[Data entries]

══════════

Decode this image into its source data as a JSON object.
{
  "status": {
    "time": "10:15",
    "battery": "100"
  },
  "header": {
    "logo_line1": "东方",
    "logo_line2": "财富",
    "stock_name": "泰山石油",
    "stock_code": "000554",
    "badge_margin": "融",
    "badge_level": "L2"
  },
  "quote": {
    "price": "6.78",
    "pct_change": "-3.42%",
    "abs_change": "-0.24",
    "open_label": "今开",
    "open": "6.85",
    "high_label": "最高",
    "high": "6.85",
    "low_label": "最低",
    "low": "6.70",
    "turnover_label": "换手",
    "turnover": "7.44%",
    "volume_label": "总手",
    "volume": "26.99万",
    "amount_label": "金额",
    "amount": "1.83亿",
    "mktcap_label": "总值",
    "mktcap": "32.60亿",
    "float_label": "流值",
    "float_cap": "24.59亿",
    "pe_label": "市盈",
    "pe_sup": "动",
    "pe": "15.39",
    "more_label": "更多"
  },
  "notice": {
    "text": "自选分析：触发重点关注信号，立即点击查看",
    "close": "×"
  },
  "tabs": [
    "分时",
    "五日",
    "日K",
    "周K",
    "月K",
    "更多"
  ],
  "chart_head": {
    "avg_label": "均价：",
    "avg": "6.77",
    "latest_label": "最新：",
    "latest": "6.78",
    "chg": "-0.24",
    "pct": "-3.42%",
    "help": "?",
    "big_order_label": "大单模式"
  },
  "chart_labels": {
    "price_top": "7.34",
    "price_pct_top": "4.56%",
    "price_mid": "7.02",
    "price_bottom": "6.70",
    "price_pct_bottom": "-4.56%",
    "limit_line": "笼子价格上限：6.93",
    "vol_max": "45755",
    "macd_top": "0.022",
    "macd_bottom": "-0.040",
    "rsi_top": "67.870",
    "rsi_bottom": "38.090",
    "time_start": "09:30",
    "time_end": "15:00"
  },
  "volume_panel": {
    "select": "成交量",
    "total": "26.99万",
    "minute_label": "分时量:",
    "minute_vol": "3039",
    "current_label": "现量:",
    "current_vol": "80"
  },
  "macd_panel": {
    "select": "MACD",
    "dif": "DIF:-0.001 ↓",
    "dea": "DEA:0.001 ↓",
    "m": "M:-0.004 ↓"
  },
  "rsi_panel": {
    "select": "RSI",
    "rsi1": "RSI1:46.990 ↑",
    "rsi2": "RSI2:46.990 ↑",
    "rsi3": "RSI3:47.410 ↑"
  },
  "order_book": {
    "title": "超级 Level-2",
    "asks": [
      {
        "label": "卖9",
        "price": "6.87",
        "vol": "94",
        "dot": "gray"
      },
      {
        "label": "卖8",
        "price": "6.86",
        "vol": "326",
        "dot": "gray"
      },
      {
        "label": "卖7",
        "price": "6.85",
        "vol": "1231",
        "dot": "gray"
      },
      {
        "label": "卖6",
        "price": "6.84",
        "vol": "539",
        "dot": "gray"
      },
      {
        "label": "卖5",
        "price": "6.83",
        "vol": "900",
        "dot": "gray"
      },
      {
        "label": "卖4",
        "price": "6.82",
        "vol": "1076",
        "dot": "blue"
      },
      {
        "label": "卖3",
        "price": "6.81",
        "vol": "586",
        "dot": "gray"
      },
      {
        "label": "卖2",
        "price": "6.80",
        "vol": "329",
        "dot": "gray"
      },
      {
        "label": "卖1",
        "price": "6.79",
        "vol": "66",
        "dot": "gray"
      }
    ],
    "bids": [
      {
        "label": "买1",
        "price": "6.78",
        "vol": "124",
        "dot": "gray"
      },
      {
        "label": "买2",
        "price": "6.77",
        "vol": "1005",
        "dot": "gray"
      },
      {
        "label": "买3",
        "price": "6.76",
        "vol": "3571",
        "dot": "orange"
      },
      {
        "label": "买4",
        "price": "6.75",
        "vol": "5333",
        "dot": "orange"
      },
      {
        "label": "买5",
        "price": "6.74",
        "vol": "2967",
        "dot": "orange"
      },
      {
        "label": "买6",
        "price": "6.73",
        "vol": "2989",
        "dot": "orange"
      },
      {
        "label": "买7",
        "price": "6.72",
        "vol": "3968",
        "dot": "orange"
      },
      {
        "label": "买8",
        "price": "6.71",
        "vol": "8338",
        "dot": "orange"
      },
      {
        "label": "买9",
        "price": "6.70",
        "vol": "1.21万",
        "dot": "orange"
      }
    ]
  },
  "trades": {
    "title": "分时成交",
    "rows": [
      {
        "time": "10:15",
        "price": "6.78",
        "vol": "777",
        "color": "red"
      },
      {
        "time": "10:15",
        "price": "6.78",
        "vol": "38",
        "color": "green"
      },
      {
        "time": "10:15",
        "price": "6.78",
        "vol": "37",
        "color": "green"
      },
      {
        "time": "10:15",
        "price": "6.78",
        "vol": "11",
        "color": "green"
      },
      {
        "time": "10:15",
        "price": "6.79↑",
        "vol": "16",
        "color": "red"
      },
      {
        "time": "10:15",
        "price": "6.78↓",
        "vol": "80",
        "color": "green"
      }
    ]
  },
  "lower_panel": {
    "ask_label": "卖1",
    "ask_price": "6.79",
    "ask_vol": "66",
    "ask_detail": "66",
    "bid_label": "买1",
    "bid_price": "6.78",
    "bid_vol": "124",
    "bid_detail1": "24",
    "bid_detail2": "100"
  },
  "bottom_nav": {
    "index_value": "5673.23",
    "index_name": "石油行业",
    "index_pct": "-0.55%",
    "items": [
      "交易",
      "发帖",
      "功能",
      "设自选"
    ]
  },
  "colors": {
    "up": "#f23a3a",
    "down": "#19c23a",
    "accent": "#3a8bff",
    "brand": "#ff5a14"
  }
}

══════════

WRITTEN TASK:
Give the records above again, word for word.

REPLY:
Decode this image into its source data as a JSON object.
{
  "status": {
    "time": "10:15",
    "battery": "100"
  },
  "header": {
    "logo_line1": "东方",
    "logo_line2": "财富",
    "stock_name": "泰山石油",
    "stock_code": "000554",
    "badge_margin": "融",
    "badge_level": "L2"
  },
  "quote": {
    "price": "6.78",
    "pct_change": "-3.42%",
    "abs_change": "-0.24",
    "open_label": "今开",
    "open": "6.85",
    "high_label": "最高",
    "high": "6.85",
    "low_label": "最低",
    "low": "6.70",
    "turnover_label": "换手",
    "turnover": "7.44%",
    "volume_label": "总手",
    "volume": "26.99万",
    "amount_label": "金额",
    "amount": "1.83亿",
    "mktcap_label": "总值",
    "mktcap": "32.60亿",
    "float_label": "流值",
    "float_cap": "24.59亿",
    "pe_label": "市盈",
    "pe_sup": "动",
    "pe": "15.39",
    "more_label": "更多"
  },
  "notice": {
    "text": "自选分析：触发重点关注信号，立即点击查看",
    "close": "×"
  },
  "tabs": [
    "分时",
    "五日",
    "日K",
    "周K",
    "月K",
    "更多"
  ],
  "chart_head": {
    "avg_label": "均价：",
    "avg": "6.77",
    "latest_label": "最新：",
    "latest": "6.78",
    "chg": "-0.24",
    "pct": "-3.42%",
    "help": "?",
    "big_order_label": "大单模式"
  },
  "chart_labels": {
    "price_top": "7.34",
    "price_pct_top": "4.56%",
    "price_mid": "7.02",
    "price_bottom": "6.70",
    "price_pct_bottom": "-4.56%",
    "limit_line": "笼子价格上限：6.93",
    "vol_max": "45755",
    "macd_top": "0.022",
    "macd_bottom": "-0.040",
    "rsi_top": "67.870",
    "rsi_bottom": "38.090",
    "time_start": "09:30",
    "time_end": "15:00"
  },
  "volume_panel": {
    "select": "成交量",
    "total": "26.99万",
    "minute_label": "分时量:",
    "minute_vol": "3039",
    "current_label": "现量:",
    "current_vol": "80"
  },
  "macd_panel": {
    "select": "MACD",
    "dif": "DIF:-0.001 ↓",
    "dea": "DEA:0.001 ↓",
    "m": "M:-0.004 ↓"
  },
  "rsi_panel": {
    "select": "RSI",
    "rsi1": "RSI1:46.990 ↑",
    "rsi2": "RSI2:46.990 ↑",
    "rsi3": "RSI3:47.410 ↑"
  },
  "order_book": {
    "title": "超级 Level-2",
    "asks": [
      {
        "label": "卖9",
        "price": "6.87",
        "vol": "94",
        "dot": "gray"
      },
      {
        "label": "卖8",
        "price": "6.86",
        "vol": "326",
        "dot": "gray"
      },
      {
        "label": "卖7",
        "price": "6.85",
        "vol": "1231",
        "dot": "gray"
      },
      {
        "label": "卖6",
        "price": "6.84",
        "vol": "539",
        "dot": "gray"
      },
      {
        "label": "卖5",
        "price": "6.83",
        "vol": "900",
        "dot": "gray"
      },
      {
        "label": "卖4",
        "price": "6.82",
        "vol": "1076",
        "dot": "blue"
      },
      {
        "label": "卖3",
        "price": "6.81",
        "vol": "586",
        "dot": "gray"
      },
      {
        "label": "卖2",
        "price": "6.80",
        "vol": "329",
        "dot": "gray"
      },
      {
        "label": "卖1",
        "price": "6.79",
        "vol": "66",
        "dot": "gray"
      }
    ],
    "bids": [
      {
        "label": "买1",
        "price": "6.78",
        "vol": "124",
        "dot": "gray"
      },
      {
        "label": "买2",
        "price": "6.77",
        "vol": "1005",
        "dot": "gray"
      },
      {
        "label": "买3",
        "price": "6.76",
        "vol": "3571",
        "dot": "orange"
      },
      {
        "label": "买4",
        "price": "6.75",
        "vol": "5333",
        "dot": "orange"
      },
      {
        "label": "买5",
        "price": "6.74",
        "vol": "2967",
        "dot": "orange"
      },
      {
        "label": "买6",
        "price": "6.73",
        "vol": "2989",
        "dot": "orange"
      },
      {
        "label": "买7",
        "price": "6.72",
        "vol": "3968",
        "dot": "orange"
      },
      {
        "label": "买8",
        "price": "6.71",
        "vol": "8338",
        "dot": "orange"
      },
      {
        "label": "买9",
        "price": "6.70",
        "vol": "1.21万",
        "dot": "orange"
      }
    ]
  },
  "trades": {
    "title": "分时成交",
    "rows": [
      {
        "time": "10:15",
        "price": "6.78",
        "vol": "777",
        "color": "red"
      },
      {
        "time": "10:15",
        "price": "6.78",
        "vol": "38",
        "color": "green"
      },
      {
        "time": "10:15",
        "price": "6.78",
        "vol": "37",
        "color": "green"
      },
      {
        "time": "10:15",
        "price": "6.78",
        "vol": "11",
        "color": "green"
      },
      {
        "time": "10:15",
        "price": "6.79↑",
        "vol": "16",
        "color": "red"
      },
      {
        "time": "10:15",
        "price": "6.78↓",
        "vol": "80",
        "color": "green"
      }
    ]
  },
  "lower_panel": {
    "ask_label": "卖1",
    "ask_price": "6.79",
    "ask_vol": "66",
    "ask_detail": "66",
    "bid_label": "买1",
    "bid_price": "6.78",
    "bid_vol": "124",
    "bid_detail1": "24",
    "bid_detail2": "100"
  },
  "bottom_nav": {
    "index_value": "5673.23",
    "index_name": "石油行业",
    "index_pct": "-0.55%",
    "items": [
      "交易",
      "发帖",
      "功能",
      "设自选"
    ]
  },
  "colors": {
    "up": "#f23a3a",
    "down": "#19c23a",
    "accent": "#3a8bff",
    "brand": "#ff5a14"
  }
}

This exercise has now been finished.